◆ Task ◆
Copy the stretch of material from its beginning through the line containing "Text: 4-7: 4-7 xyxy=(601,237,647,265)" verbatim, including that final line.

---------- Raw records

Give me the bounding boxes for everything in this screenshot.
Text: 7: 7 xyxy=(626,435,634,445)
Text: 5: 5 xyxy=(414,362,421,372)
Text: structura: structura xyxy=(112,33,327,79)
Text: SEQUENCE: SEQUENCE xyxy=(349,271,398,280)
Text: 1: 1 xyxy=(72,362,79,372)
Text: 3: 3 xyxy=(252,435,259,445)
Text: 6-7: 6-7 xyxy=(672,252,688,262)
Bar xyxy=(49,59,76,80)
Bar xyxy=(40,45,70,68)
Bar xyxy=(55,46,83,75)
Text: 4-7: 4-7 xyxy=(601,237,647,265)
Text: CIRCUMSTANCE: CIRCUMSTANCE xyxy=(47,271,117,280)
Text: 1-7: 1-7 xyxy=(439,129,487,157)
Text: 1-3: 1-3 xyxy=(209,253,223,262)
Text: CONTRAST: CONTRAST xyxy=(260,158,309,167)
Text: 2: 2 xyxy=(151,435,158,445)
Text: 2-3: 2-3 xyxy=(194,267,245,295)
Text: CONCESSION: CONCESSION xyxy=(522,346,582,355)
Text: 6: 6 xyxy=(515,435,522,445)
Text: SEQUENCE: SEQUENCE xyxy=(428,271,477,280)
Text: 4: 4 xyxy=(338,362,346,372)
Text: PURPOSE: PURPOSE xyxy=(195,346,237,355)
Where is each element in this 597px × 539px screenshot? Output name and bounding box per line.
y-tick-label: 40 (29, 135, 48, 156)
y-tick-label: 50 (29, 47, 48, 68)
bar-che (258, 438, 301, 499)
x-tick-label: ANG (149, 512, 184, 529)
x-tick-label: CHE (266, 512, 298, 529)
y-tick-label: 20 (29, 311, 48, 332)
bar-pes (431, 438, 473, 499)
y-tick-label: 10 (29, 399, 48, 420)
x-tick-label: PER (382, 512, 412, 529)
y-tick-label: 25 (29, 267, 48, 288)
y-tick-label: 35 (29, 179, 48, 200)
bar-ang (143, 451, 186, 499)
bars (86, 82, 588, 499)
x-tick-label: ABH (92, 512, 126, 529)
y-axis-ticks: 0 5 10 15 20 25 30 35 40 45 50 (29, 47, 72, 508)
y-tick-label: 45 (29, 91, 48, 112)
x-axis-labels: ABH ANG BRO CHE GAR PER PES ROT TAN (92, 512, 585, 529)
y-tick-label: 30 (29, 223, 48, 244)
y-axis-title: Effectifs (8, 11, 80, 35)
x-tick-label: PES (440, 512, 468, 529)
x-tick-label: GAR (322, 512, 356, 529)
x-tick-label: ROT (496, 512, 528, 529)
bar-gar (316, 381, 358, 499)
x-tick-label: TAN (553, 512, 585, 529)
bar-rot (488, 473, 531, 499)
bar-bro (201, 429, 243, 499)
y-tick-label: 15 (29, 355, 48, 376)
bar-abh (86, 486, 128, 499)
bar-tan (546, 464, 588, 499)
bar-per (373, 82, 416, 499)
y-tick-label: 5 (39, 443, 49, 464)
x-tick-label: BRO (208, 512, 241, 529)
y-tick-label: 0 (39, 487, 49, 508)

--------------------

◆ The response ◆
Give me the bounding boxes for everything in this screenshot.
Text: 7: 7 xyxy=(626,435,634,445)
Text: 5: 5 xyxy=(414,362,421,372)
Text: structura: structura xyxy=(112,33,327,79)
Text: SEQUENCE: SEQUENCE xyxy=(349,271,398,280)
Text: 1: 1 xyxy=(72,362,79,372)
Text: 3: 3 xyxy=(252,435,259,445)
Text: 6-7: 6-7 xyxy=(672,252,688,262)
Bar xyxy=(49,59,76,80)
Bar xyxy=(40,45,70,68)
Bar xyxy=(55,46,83,75)
Text: 4-7: 4-7 xyxy=(601,237,647,265)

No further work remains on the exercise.